> WHAT THE TASK ASKS
Omit the pictures and return every entry exactly as written.

──────

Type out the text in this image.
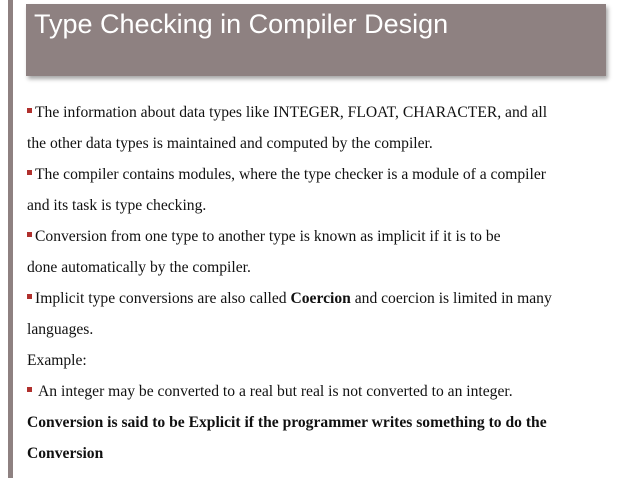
Type Checking in Compiler Design
The information about data types like INTEGER, FLOAT, CHARACTER, and all
the other data types is maintained and computed by the compiler.
The compiler contains modules, where the type checker is a module of a compiler
and its task is type checking.
Conversion from one type to another type is known as implicit if it is to be
done automatically by the compiler.
Implicit type conversions are also called Coercion and coercion is limited in many
languages.
Example:
An integer may be converted to a real but real is not converted to an integer.
Conversion is said to be Explicit if the programmer writes something to do the
Conversion
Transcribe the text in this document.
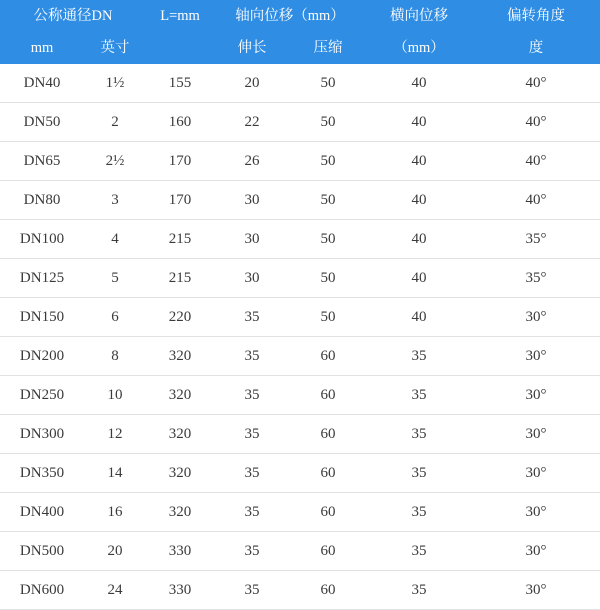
公称通径DN		L=mm	轴向位移（mm）		横向位移	偏转角度
mm	英寸		伸长	压缩	（mm）	度
DN40	1½	155	20	50	40	40°
DN50	2	160	22	50	40	40°
DN65	2½	170	26	50	40	40°
DN80	3	170	30	50	40	40°
DN100	4	215	30	50	40	35°
DN125	5	215	30	50	40	35°
DN150	6	220	35	50	40	30°
DN200	8	320	35	60	35	30°
DN250	10	320	35	60	35	30°
DN300	12	320	35	60	35	30°
DN350	14	320	35	60	35	30°
DN400	16	320	35	60	35	30°
DN500	20	330	35	60	35	30°
DN600	24	330	35	60	35	30°
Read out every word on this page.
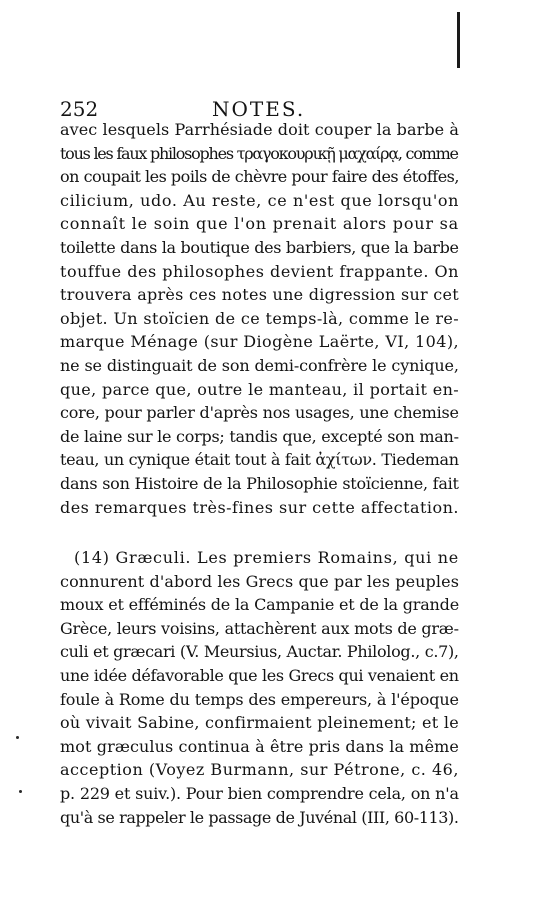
252	NOTES.
avec lesquels Parrhésiade doit couper la barbe à
tous les faux philosophes τραγοκουρικῇ μαχαίρᾳ, comme
on coupait les poils de chèvre pour faire des étoffes,
cilicium, udo. Au reste, ce n'est que lorsqu'on
connaît le soin que l'on prenait alors pour sa
toilette dans la boutique des barbiers, que la barbe
touffue des philosophes devient frappante. On
trouvera après ces notes une digression sur cet
objet. Un stoïcien de ce temps-là, comme le re-
marque Ménage (sur Diogène Laërte, VI, 104),
ne se distinguait de son demi-confrère le cynique,
que, parce que, outre le manteau, il portait en-
core, pour parler d'après nos usages, une chemise
de laine sur le corps; tandis que, excepté son man-
teau, un cynique était tout à fait ἀχίτων. Tiedeman
dans son Histoire de la Philosophie stoïcienne, fait
des remarques très-fines sur cette affectation.
(14) Græculi. Les premiers Romains, qui ne
connurent d'abord les Grecs que par les peuples
moux et efféminés de la Campanie et de la grande
Grèce, leurs voisins, attachèrent aux mots de græ-
culi et græcari (V. Meursius, Auctar. Philolog., c.7),
une idée défavorable que les Grecs qui venaient en
foule à Rome du temps des empereurs, à l'époque
où vivait Sabine, confirmaient pleinement; et le
mot græculus continua à être pris dans la même
acception (Voyez Burmann, sur Pétrone, c. 46,
p. 229 et suiv.). Pour bien comprendre cela, on n'a
qu'à se rappeler le passage de Juvénal (III, 60-113).
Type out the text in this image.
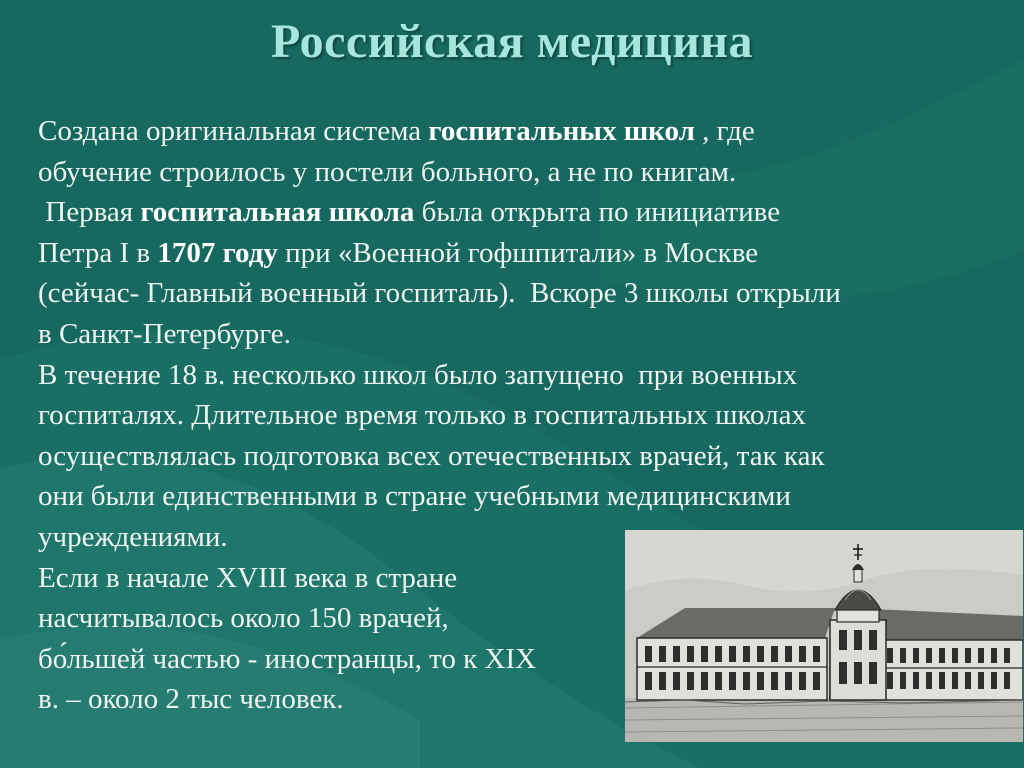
Российская медицина
Создана оригинальная система госпитальных школ , где
обучение строилось у постели больного, а не по книгам.
Первая госпитальная школа была открыта по инициативе
Петра I в 1707 году при «Военной гофшпитали» в Москве
(сейчас- Главный военный госпиталь).  Вскоре 3 школы открыли
в Санкт-Петербурге.
В течение 18 в. несколько школ было запущено  при военных
госпиталях. Длительное время только в госпитальных школах
осуществлялась подготовка всех отечественных врачей, так как
они были единственными в стране учебными медицинскими
учреждениями.
Если в начале XVIII века в стране
насчитывалось около 150 врачей,
бо́льшей частью - иностранцы, то к XIX
в. – около 2 тыс человек.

──────

> OUTPUT BELOW
Type out the text in this image.
Type Checking in Compiler Design
The information about data types like INTEGER, FLOAT, CHARACTER, and all
the other data types is maintained and computed by the compiler.
The compiler contains modules, where the type checker is a module of a compiler
and its task is type checking.
Conversion from one type to another type is known as implicit if it is to be
done automatically by the compiler.
Implicit type conversions are also called Coercion and coercion is limited in many
languages.
Example:
An integer may be converted to a real but real is not converted to an integer.
Conversion is said to be Explicit if the programmer writes something to do the
Conversion
Transcribe the text in this document.
公称通径DN		L=mm	轴向位移（mm）		横向位移	偏转角度
mm	英寸		伸长	压缩	（mm）	度
DN40	1½	155	20	50	40	40°
DN50	2	160	22	50	40	40°
DN65	2½	170	26	50	40	40°
DN80	3	170	30	50	40	40°
DN100	4	215	30	50	40	35°
DN125	5	215	30	50	40	35°
DN150	6	220	35	50	40	30°
DN200	8	320	35	60	35	30°
DN250	10	320	35	60	35	30°
DN300	12	320	35	60	35	30°
DN350	14	320	35	60	35	30°
DN400	16	320	35	60	35	30°
DN500	20	330	35	60	35	30°
DN600	24	330	35	60	35	30°
Read out every word on this page.
252	NOTES.
avec lesquels Parrhésiade doit couper la barbe à
tous les faux philosophes τραγοκουρικῇ μαχαίρᾳ, comme
on coupait les poils de chèvre pour faire des étoffes,
cilicium, udo. Au reste, ce n'est que lorsqu'on
connaît le soin que l'on prenait alors pour sa
toilette dans la boutique des barbiers, que la barbe
touffue des philosophes devient frappante. On
trouvera après ces notes une digression sur cet
objet. Un stoïcien de ce temps-là, comme le re-
marque Ménage (sur Diogène Laërte, VI, 104),
ne se distinguait de son demi-confrère le cynique,
que, parce que, outre le manteau, il portait en-
core, pour parler d'après nos usages, une chemise
de laine sur le corps; tandis que, excepté son man-
teau, un cynique était tout à fait ἀχίτων. Tiedeman
dans son Histoire de la Philosophie stoïcienne, fait
des remarques très-fines sur cette affectation.
(14) Græculi. Les premiers Romains, qui ne
connurent d'abord les Grecs que par les peuples
moux et efféminés de la Campanie et de la grande
Grèce, leurs voisins, attachèrent aux mots de græ-
culi et græcari (V. Meursius, Auctar. Philolog., c.7),
une idée défavorable que les Grecs qui venaient en
foule à Rome du temps des empereurs, à l'époque
où vivait Sabine, confirmaient pleinement; et le
mot græculus continua à être pris dans la même
acception (Voyez Burmann, sur Pétrone, c. 46,
p. 229 et suiv.). Pour bien comprendre cela, on n'a
qu'à se rappeler le passage de Juvénal (III, 60-113).
Type out the text in this image.
Российская медицина
Создана оригинальная система госпитальных школ , где
обучение строилось у постели больного, а не по книгам.
Первая госпитальная школа была открыта по инициативе
Петра I в 1707 году при «Военной гофшпитали» в Москве
(сейчас- Главный военный госпиталь).  Вскоре 3 школы открыли
в Санкт-Петербурге.
В течение 18 в. несколько школ было запущено  при военных
госпиталях. Длительное время только в госпитальных школах
осуществлялась подготовка всех отечественных врачей, так как
они были единственными в стране учебными медицинскими
учреждениями.
Если в начале XVIII века в стране
насчитывалось около 150 врачей,
бо́льшей частью - иностранцы, то к XIX
в. – около 2 тыс человек.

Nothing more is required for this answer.